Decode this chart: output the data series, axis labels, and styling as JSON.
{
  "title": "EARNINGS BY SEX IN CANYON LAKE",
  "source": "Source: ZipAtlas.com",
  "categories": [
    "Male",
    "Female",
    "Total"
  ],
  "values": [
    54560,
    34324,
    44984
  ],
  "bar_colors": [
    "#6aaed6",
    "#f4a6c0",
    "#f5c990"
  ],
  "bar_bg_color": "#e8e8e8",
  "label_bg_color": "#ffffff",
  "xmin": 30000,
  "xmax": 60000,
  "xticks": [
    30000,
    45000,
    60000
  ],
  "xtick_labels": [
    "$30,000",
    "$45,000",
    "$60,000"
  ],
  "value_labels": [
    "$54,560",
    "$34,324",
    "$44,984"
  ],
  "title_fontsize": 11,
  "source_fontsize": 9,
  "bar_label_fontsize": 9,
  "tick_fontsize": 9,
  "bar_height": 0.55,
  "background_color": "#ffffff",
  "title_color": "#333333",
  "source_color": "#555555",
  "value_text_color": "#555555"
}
---
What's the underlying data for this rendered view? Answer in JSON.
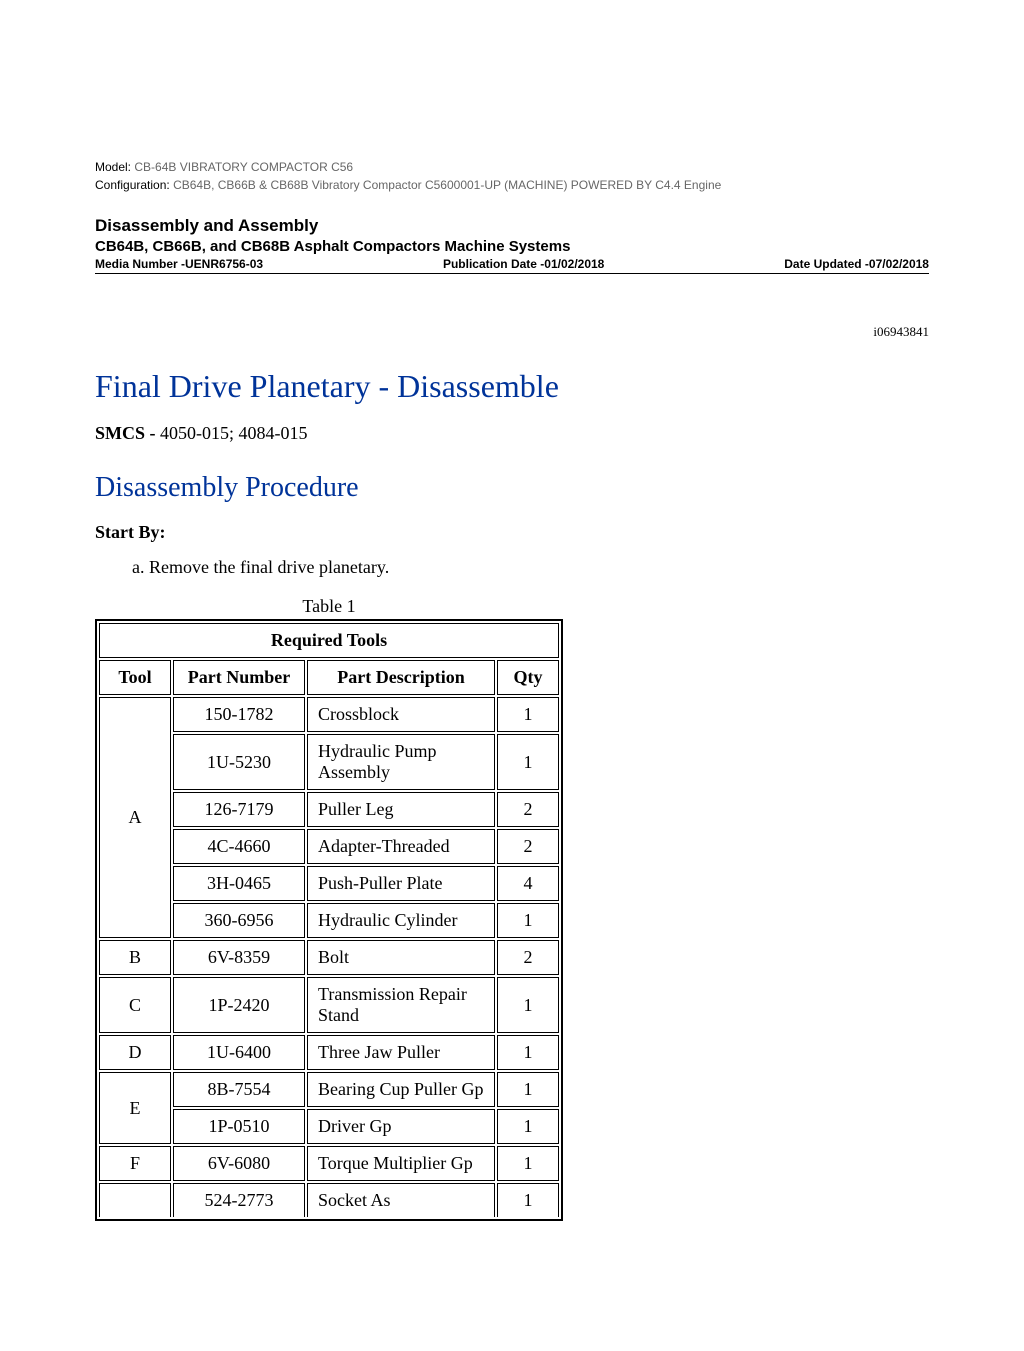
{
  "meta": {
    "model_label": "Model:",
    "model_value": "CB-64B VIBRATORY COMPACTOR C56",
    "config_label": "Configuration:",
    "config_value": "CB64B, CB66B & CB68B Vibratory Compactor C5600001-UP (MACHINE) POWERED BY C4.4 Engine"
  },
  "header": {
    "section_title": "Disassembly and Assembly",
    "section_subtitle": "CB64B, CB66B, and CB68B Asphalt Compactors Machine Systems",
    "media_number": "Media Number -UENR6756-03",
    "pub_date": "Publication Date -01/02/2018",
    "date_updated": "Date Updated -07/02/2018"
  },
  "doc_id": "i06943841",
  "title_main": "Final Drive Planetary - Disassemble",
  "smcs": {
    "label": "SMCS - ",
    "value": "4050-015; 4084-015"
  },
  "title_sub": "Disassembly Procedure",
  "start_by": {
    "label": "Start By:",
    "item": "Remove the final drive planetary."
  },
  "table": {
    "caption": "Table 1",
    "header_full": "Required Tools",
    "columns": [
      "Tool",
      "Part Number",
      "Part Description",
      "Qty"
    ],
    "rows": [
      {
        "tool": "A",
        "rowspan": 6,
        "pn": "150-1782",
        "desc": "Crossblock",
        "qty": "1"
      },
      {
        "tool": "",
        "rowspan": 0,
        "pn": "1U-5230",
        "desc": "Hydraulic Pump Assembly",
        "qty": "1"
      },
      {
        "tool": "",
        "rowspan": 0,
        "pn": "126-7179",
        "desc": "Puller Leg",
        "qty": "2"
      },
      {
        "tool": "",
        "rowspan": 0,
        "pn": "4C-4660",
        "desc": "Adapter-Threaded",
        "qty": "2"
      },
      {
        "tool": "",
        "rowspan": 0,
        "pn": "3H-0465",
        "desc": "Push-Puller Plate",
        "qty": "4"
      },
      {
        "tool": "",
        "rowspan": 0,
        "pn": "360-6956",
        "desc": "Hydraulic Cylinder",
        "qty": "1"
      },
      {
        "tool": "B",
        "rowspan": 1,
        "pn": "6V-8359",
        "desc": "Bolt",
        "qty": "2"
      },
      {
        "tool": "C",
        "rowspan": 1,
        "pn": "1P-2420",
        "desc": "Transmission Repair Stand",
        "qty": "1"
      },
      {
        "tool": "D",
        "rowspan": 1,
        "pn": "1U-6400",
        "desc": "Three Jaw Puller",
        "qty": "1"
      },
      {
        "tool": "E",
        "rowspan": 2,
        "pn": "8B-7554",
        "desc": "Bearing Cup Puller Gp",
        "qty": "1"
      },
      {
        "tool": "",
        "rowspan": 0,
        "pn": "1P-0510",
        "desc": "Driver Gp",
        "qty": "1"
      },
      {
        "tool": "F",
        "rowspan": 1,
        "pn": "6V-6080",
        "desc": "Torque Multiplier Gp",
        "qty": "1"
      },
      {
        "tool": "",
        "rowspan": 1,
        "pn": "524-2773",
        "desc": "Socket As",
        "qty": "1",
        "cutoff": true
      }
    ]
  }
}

▸ **What is expected**: From the entries above, return each line with the word "JSON" in it.

▸ **Exercise output**:
Decode this chart: output the data series, axis labels, and styling as JSON.
What's the underlying data for this rendered view? Answer in JSON.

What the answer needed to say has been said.